== Dataset extract ==

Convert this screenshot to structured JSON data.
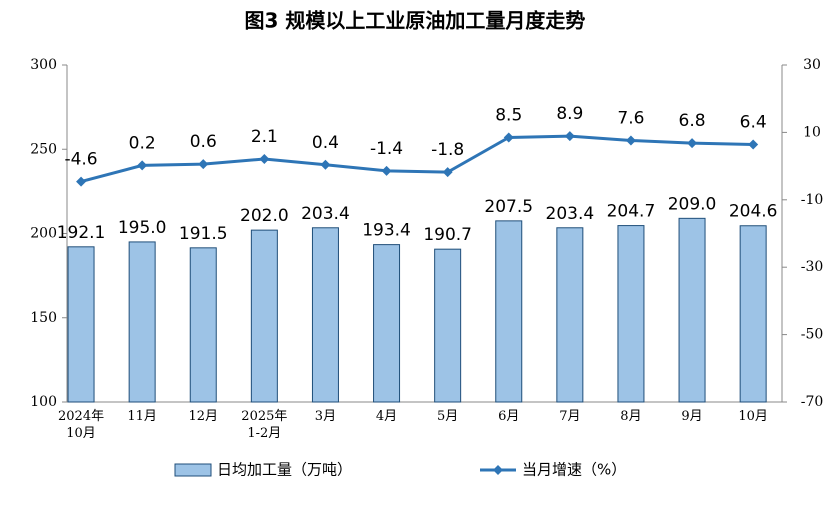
{
  "chart_data": {
    "type": "bar-line",
    "title": "图3  规模以上工业原油加工量月度走势",
    "categories": [
      "2024年\n10月",
      "11月",
      "12月",
      "2025年\n1-2月",
      "3月",
      "4月",
      "5月",
      "6月",
      "7月",
      "8月",
      "9月",
      "10月"
    ],
    "series": [
      {
        "name": "日均加工量（万吨）",
        "type": "bar",
        "color": "#9dc3e6",
        "values": [
          192.1,
          195.0,
          191.5,
          202.0,
          203.4,
          193.4,
          190.7,
          207.5,
          203.4,
          204.7,
          209.0,
          204.6
        ],
        "value_labels": [
          "192.1",
          "195.0",
          "191.5",
          "202.0",
          "203.4",
          "193.4",
          "190.7",
          "207.5",
          "203.4",
          "204.7",
          "209.0",
          "204.6"
        ]
      },
      {
        "name": "当月增速（%）",
        "type": "line",
        "axis": "y2",
        "color": "#2e75b6",
        "values": [
          -4.6,
          0.2,
          0.6,
          2.1,
          0.4,
          -1.4,
          -1.8,
          8.5,
          8.9,
          7.6,
          6.8,
          6.4
        ]
      }
    ],
    "ylim": [
      100,
      300
    ],
    "yticks": [
      100,
      150,
      200,
      250,
      300
    ],
    "y2lim": [
      -70,
      30
    ],
    "y2ticks": [
      -70,
      -50,
      -30,
      -10,
      10,
      30
    ],
    "grid": false
  }
}
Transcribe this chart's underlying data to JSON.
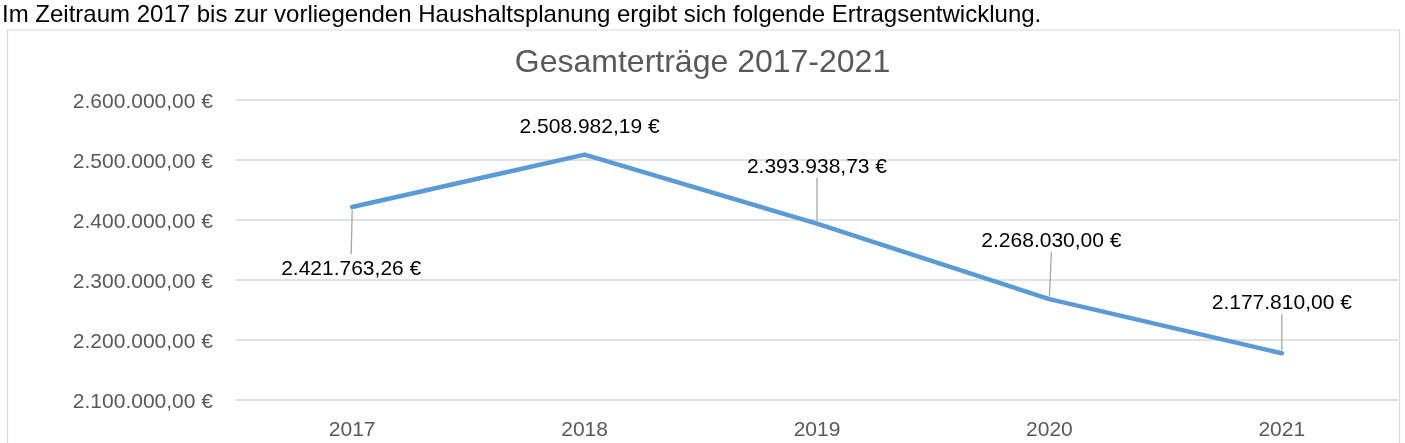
{
  "chart_data": {
    "type": "line",
    "title": "Gesamterträge 2017-2021",
    "annotations": [
      "Im Zeitraum 2017 bis zur vorliegenden Haushaltsplanung ergibt sich folgende Ertragsentwicklung."
    ],
    "categories": [
      "2017",
      "2018",
      "2019",
      "2020",
      "2021"
    ],
    "values": [
      2421763.26,
      2508982.19,
      2393938.73,
      2268030,
      2177810
    ],
    "color": "#5b9bd5",
    "value_labels": [
      "2.421.763,26 €",
      "2.508.982,19 €",
      "2.393.938,73 €",
      "2.268.030,00 €",
      "2.177.810,00 €"
    ],
    "ylim": [
      2100000,
      2600000
    ],
    "yticks": [
      {
        "value": 2100000,
        "label": "2.100.000,00 €"
      },
      {
        "value": 2200000,
        "label": "2.200.000,00 €"
      },
      {
        "value": 2300000,
        "label": "2.300.000,00 €"
      },
      {
        "value": 2400000,
        "label": "2.400.000,00 €"
      },
      {
        "value": 2500000,
        "label": "2.500.000,00 €"
      },
      {
        "value": 2600000,
        "label": "2.600.000,00 €"
      }
    ],
    "grid": "y"
  }
}
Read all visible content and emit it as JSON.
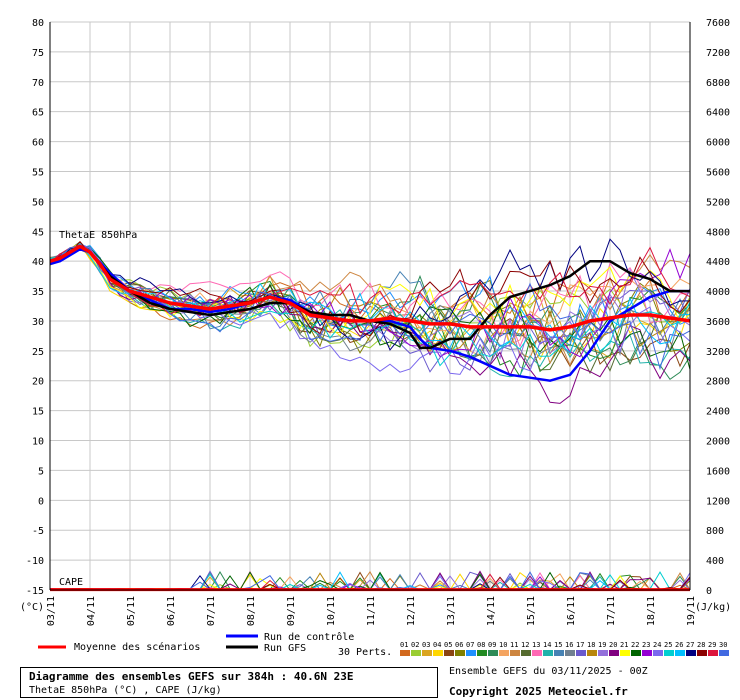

===

### Written exercise
In the records shown above, how many lines include the word "this"? Answer with the number only.

### Exercise result
2